Work to be completed:
Find every line with the string "text" in it, count them, and reply with that count only.

Data listing:
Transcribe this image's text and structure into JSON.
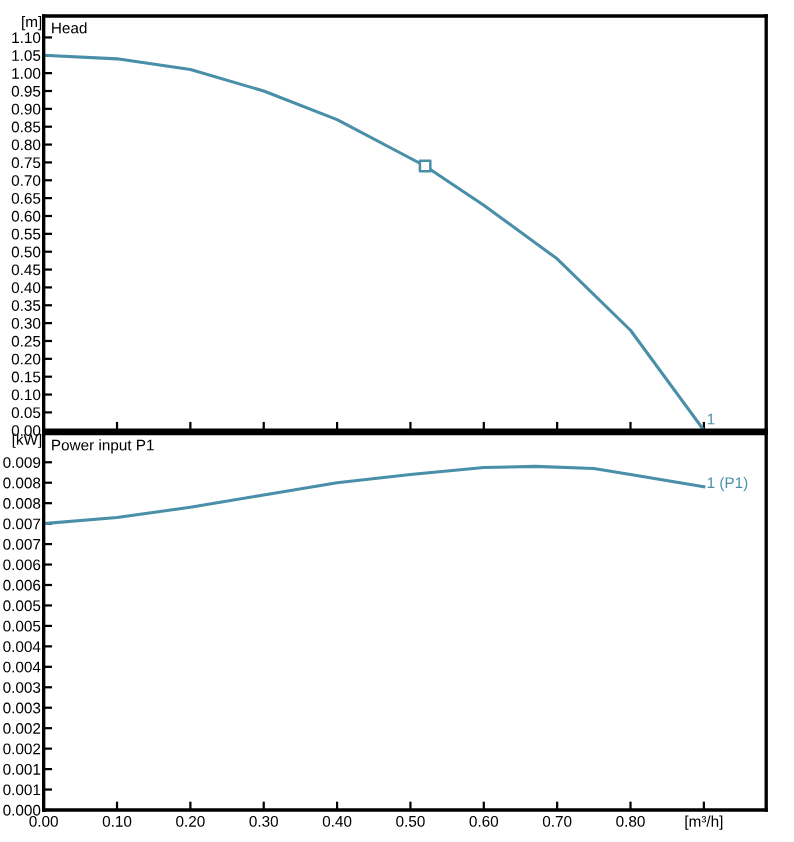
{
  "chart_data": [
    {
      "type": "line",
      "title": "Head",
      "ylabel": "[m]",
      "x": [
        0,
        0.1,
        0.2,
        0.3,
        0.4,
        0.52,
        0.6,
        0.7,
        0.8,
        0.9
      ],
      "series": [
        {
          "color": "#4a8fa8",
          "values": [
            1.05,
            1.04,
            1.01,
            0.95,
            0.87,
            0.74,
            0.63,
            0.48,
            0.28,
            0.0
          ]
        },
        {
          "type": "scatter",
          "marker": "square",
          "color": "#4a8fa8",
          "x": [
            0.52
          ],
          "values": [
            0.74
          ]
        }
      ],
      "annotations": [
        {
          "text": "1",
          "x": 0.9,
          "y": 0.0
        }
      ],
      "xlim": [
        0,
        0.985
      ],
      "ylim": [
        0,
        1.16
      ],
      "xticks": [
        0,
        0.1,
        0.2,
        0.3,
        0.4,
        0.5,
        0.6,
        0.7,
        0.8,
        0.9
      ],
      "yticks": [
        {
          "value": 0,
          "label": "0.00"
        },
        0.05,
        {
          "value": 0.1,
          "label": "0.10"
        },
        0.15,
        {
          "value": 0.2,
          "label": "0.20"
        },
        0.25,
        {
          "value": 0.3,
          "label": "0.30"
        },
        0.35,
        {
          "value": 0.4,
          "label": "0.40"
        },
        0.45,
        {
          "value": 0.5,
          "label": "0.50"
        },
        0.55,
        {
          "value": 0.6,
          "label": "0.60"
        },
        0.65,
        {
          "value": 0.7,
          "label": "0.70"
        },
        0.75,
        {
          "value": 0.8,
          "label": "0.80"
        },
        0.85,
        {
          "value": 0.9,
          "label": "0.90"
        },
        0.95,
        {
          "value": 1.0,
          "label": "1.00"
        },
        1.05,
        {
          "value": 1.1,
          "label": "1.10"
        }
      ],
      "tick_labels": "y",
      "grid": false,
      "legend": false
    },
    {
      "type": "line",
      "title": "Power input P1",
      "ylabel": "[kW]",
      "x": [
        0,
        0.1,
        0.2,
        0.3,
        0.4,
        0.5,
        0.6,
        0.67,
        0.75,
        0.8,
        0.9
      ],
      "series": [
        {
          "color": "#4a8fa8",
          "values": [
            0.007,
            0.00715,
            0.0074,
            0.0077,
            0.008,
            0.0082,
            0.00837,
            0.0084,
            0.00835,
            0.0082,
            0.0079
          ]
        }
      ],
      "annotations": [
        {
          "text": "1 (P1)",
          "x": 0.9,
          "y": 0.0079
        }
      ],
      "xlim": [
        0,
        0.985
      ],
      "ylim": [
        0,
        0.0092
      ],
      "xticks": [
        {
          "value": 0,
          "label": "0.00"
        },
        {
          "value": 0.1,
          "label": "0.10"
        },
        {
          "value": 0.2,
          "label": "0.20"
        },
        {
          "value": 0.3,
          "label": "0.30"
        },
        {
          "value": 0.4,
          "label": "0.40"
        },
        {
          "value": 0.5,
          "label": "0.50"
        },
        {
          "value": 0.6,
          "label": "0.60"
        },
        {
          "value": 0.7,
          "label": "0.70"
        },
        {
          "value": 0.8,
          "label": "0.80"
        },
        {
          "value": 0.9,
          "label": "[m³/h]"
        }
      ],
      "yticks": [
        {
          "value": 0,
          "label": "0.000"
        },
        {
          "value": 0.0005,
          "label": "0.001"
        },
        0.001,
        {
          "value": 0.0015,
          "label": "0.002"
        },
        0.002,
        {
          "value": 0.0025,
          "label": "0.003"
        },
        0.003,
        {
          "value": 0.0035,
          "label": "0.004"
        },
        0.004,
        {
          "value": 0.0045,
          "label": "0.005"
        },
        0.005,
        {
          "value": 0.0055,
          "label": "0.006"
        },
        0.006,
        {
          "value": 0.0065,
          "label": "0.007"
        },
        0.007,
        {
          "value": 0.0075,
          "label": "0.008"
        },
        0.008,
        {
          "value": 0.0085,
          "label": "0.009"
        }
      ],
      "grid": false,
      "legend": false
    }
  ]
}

Solution to this problem:
3